# Figure collection entries
***
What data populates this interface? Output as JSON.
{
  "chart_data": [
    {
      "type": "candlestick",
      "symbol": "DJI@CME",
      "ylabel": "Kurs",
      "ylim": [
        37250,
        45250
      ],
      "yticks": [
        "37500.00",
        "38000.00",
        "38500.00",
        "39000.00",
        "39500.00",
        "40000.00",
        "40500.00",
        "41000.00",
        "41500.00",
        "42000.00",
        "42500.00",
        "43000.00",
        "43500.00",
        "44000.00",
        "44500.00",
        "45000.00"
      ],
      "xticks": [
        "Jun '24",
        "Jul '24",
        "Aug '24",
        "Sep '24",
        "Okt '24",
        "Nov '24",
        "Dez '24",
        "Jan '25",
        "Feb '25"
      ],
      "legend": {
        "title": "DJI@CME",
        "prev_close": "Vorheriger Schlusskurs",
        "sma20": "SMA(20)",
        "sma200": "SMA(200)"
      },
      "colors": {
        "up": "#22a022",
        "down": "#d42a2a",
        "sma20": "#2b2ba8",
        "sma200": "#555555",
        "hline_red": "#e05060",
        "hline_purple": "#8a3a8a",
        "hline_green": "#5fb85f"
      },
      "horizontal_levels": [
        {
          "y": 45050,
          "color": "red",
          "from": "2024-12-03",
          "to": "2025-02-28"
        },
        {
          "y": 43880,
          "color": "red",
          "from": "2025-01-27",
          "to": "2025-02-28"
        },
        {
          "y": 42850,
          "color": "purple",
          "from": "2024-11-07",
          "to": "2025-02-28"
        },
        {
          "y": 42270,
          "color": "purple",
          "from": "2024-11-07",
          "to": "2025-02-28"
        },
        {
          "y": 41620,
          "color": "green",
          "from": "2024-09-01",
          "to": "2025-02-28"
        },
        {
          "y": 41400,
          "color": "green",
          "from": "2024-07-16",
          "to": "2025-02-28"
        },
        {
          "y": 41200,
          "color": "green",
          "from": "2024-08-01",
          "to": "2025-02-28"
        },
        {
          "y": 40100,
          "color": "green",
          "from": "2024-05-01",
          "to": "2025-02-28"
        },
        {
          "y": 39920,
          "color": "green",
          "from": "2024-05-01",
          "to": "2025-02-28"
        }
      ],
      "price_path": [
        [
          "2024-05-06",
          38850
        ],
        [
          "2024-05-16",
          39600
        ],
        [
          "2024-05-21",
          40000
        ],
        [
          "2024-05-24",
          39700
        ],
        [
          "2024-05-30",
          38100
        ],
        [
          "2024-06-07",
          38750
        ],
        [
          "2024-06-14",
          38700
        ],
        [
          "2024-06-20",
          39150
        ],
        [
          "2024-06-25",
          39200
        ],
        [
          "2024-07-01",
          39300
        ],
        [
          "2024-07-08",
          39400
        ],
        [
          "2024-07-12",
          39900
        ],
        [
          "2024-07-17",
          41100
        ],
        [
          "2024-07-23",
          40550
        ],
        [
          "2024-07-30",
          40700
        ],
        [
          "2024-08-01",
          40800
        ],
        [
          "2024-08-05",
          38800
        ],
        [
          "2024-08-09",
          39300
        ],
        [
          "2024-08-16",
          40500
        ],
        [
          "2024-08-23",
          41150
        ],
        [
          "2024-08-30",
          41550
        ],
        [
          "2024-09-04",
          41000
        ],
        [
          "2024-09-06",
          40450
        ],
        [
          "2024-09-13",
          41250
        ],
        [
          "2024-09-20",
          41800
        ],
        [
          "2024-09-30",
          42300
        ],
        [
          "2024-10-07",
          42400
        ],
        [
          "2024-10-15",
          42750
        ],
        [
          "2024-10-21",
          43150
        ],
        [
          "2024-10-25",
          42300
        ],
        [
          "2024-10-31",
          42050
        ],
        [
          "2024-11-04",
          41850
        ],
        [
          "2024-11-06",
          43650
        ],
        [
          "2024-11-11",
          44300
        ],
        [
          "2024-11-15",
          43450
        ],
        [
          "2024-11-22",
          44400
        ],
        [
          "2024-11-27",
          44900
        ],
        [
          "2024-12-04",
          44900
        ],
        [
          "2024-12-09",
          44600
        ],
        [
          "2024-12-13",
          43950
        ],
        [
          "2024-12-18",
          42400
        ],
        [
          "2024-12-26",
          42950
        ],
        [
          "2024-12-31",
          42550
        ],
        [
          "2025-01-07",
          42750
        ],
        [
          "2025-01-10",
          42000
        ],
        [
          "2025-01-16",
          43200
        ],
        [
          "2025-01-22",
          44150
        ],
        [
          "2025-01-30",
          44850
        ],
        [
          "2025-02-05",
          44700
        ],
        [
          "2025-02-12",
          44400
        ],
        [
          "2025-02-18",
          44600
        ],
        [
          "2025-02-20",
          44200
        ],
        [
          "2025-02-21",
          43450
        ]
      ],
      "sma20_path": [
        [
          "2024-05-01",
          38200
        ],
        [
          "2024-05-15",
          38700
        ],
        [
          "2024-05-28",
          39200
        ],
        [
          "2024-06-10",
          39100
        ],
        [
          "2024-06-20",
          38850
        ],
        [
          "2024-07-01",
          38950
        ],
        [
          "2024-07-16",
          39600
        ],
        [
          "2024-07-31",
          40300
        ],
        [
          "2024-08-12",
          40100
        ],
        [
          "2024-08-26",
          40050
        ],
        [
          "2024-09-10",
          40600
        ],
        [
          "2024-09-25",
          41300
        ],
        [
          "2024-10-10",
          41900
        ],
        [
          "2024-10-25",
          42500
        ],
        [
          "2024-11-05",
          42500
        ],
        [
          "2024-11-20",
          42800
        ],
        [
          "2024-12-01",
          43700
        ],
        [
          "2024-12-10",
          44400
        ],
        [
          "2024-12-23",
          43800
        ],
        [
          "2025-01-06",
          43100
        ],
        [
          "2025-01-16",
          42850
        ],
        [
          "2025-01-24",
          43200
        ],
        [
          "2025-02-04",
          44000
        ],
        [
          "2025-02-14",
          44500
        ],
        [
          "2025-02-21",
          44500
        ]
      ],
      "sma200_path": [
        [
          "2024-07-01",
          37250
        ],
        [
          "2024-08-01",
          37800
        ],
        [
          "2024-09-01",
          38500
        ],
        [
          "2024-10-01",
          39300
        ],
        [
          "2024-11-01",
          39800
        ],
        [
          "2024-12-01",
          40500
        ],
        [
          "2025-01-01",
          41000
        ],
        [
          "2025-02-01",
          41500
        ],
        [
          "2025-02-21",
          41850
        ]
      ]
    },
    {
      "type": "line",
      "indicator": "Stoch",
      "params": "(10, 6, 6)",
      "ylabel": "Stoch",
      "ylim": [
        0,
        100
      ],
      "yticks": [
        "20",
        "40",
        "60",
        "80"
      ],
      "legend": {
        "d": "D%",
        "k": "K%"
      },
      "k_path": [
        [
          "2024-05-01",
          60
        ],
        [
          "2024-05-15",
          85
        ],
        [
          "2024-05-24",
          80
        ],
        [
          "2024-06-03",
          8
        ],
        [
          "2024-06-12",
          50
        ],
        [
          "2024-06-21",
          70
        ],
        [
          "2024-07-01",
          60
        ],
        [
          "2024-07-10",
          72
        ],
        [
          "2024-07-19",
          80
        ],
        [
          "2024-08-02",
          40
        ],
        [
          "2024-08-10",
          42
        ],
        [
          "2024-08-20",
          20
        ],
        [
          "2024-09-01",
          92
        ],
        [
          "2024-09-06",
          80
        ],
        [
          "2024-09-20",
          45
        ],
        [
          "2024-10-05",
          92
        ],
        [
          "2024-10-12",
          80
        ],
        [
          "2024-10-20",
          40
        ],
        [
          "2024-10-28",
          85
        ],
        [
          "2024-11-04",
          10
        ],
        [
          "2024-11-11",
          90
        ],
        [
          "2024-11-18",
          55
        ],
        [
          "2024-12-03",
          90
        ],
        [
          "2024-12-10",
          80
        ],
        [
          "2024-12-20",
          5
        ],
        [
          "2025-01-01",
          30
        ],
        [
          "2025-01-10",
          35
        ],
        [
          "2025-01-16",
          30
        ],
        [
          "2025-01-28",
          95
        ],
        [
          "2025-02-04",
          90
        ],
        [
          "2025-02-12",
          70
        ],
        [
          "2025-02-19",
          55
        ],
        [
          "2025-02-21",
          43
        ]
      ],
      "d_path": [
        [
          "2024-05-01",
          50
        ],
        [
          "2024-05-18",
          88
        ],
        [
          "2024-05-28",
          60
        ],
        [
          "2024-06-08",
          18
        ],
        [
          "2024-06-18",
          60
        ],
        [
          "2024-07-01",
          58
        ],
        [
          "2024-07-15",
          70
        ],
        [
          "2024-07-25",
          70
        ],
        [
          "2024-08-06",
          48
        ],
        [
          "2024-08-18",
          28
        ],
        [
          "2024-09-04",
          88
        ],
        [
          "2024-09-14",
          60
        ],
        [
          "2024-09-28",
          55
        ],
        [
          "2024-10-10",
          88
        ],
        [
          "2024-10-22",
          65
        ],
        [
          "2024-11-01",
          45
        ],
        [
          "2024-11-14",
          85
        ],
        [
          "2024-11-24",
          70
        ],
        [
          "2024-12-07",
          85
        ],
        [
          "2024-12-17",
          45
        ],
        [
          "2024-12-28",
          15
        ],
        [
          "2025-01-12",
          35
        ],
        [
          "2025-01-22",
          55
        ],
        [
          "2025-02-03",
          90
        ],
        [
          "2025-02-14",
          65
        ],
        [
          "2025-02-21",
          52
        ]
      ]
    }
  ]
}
***
# Exercise description
Copy all lines above containing the string "from".

# Solution for this task
          "from": "2024-12-03",
          "from": "2025-01-27",
          "from": "2024-11-07",
          "from": "2024-11-07",
          "from": "2024-09-01",
          "from": "2024-07-16",
          "from": "2024-08-01",
          "from": "2024-05-01",
          "from": "2024-05-01",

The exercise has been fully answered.